Text
Another fine post from The Computer Curmudgeon (also at computer-curmudgeon.com).
Donation buttons in profile.

NaBloPoMo stats:
   2146 words in 4 posts this month (average 536/post)
    814 words in 1 post today

mdlbear: (technonerdmonster)

It's been a while since I described the way I do backups -- in fact, the only public document I could find on the subject was written in 2006, and things have changed a great deal since then. I believe there have been a few mentions in Dreamwidth and elsewhere, but in this calamitous year it seems prudent to do it again. Especially since I'm starting to feel mortal, and starting to think that some day one of my kids is going to have to grovel through the whole mess and try to make sense of it. (Whether they'll find anything worth keeping or even worth the trouble of looking is, of course, an open question.)

Material supplied
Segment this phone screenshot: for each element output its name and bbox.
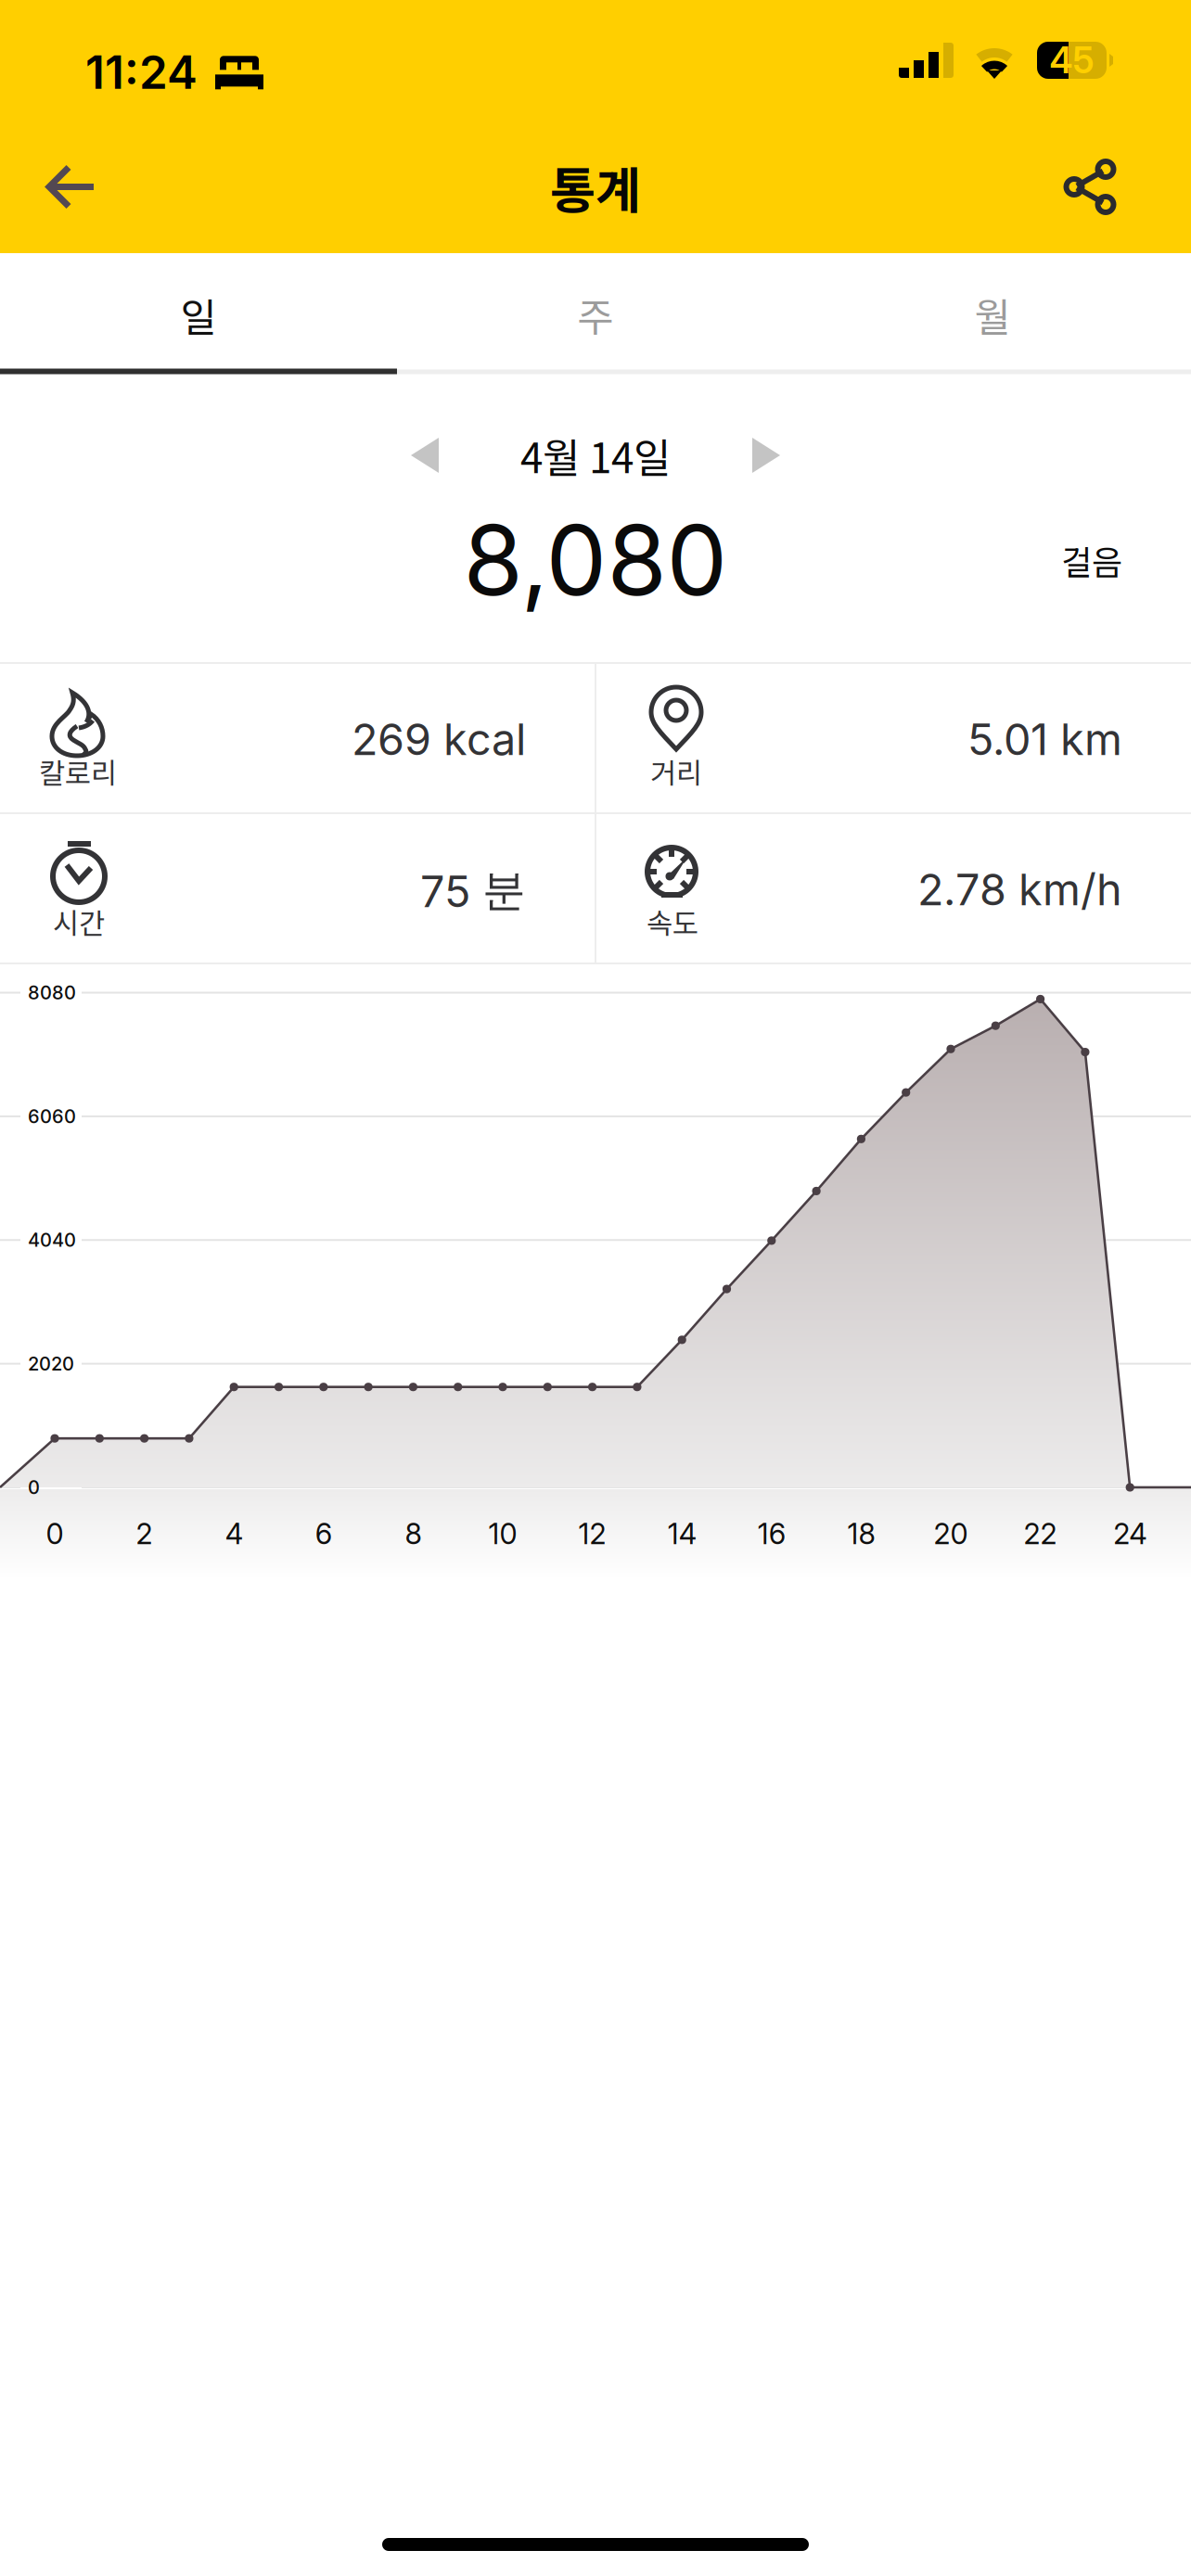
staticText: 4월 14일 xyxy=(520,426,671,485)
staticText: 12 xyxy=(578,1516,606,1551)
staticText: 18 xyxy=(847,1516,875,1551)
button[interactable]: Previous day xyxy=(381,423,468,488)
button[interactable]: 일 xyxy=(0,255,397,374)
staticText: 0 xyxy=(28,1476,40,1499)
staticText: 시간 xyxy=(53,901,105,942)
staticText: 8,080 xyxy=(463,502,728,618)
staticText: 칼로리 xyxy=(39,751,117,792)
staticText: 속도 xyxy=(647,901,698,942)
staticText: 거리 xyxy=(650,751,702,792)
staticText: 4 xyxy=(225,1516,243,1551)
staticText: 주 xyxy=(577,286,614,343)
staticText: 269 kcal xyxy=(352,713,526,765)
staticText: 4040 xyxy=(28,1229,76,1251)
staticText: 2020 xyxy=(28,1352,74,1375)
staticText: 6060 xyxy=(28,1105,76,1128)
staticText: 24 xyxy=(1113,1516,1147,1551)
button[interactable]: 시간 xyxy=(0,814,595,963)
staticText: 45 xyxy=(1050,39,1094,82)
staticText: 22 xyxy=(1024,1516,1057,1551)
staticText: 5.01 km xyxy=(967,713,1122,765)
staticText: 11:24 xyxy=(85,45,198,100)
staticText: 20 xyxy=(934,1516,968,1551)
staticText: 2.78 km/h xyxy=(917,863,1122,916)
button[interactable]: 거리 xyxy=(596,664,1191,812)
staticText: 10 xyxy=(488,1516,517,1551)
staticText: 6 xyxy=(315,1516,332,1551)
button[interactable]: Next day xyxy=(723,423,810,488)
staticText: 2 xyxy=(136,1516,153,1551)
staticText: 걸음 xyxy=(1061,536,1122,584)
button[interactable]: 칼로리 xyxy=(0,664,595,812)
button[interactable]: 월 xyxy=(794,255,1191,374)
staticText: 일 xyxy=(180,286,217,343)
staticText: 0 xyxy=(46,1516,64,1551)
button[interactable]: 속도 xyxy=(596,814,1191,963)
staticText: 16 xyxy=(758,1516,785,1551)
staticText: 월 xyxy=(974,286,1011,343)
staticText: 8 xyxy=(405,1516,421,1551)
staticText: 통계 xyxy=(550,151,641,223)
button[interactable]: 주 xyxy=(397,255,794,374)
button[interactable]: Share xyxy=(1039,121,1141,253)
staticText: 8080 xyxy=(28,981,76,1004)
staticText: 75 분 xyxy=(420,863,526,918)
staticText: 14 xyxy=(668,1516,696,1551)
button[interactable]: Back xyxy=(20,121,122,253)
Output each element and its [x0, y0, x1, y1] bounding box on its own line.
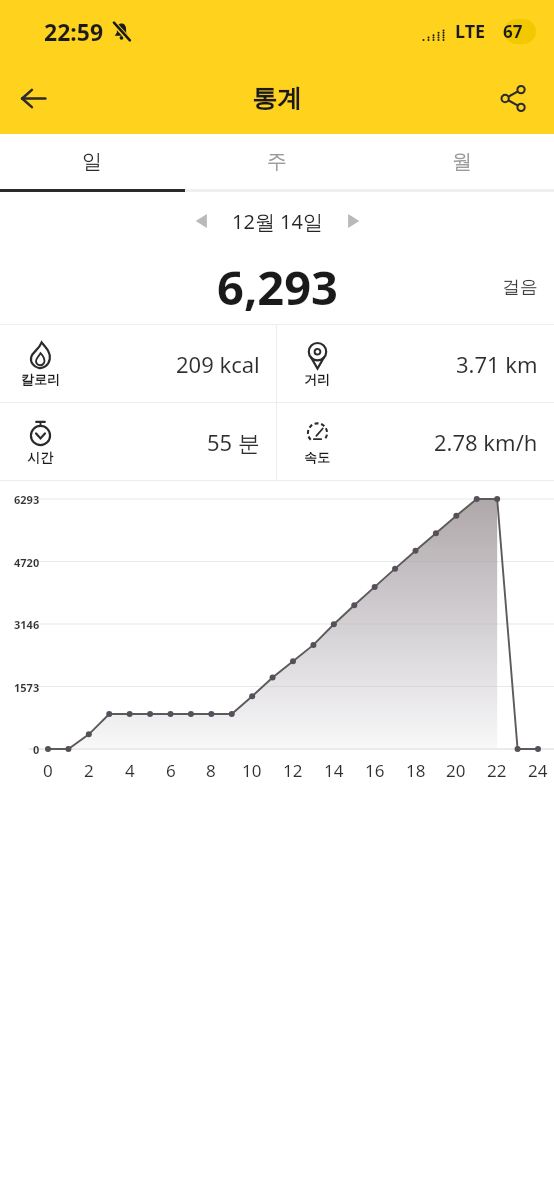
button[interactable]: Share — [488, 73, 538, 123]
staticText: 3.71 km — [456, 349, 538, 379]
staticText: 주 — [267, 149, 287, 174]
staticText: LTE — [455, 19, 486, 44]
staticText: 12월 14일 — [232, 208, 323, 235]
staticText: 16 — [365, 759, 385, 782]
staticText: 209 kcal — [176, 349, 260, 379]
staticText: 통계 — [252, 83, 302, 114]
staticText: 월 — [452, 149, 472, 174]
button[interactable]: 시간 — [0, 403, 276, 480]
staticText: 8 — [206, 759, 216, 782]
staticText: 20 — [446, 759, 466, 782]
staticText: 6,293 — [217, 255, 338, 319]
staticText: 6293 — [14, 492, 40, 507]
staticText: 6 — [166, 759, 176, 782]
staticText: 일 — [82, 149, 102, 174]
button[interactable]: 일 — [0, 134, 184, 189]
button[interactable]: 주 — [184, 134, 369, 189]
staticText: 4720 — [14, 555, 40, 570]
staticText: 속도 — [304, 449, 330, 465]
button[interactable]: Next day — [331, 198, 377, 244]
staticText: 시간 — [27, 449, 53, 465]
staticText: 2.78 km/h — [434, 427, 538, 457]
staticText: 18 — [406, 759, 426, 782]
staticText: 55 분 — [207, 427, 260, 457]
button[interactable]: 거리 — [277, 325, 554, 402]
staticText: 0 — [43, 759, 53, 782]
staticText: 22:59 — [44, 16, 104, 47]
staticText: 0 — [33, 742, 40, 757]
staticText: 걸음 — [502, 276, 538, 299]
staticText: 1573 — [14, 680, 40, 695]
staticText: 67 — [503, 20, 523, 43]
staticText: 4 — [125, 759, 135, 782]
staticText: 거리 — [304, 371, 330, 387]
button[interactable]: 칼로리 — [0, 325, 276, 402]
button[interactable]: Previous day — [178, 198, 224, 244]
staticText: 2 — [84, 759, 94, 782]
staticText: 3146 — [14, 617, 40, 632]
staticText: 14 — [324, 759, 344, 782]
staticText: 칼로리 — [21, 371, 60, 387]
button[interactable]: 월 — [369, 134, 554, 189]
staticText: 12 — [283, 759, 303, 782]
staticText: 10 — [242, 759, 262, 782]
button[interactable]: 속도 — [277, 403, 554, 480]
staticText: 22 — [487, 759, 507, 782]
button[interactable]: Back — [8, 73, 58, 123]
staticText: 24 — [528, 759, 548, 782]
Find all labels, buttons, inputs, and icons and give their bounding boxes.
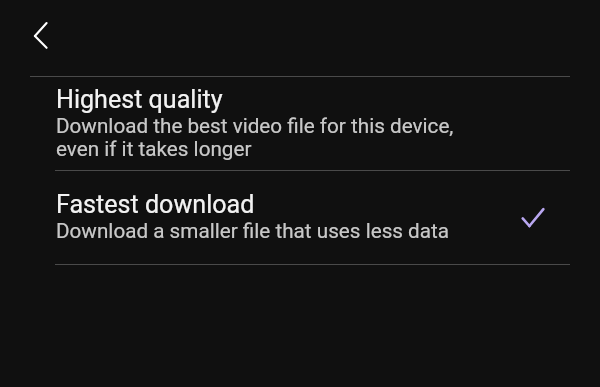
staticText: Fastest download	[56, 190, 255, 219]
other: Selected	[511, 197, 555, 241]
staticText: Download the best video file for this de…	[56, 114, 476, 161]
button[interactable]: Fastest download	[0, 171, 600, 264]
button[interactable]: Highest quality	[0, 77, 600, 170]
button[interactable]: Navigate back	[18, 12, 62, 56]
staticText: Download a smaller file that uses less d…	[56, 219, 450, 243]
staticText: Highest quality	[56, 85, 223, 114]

Task goal
Answer these from the post:
1. How many words and how many posts do the NaBloPoMo stats give for the month?
2. In what year was the only public document on backups that the writer could find written?
3. Who does the writer expect may someday have to grovel through the whole mess?

Output for this exercise
1. 2146 words in 4 posts.
2. 2006.
3. One of the writer's kids.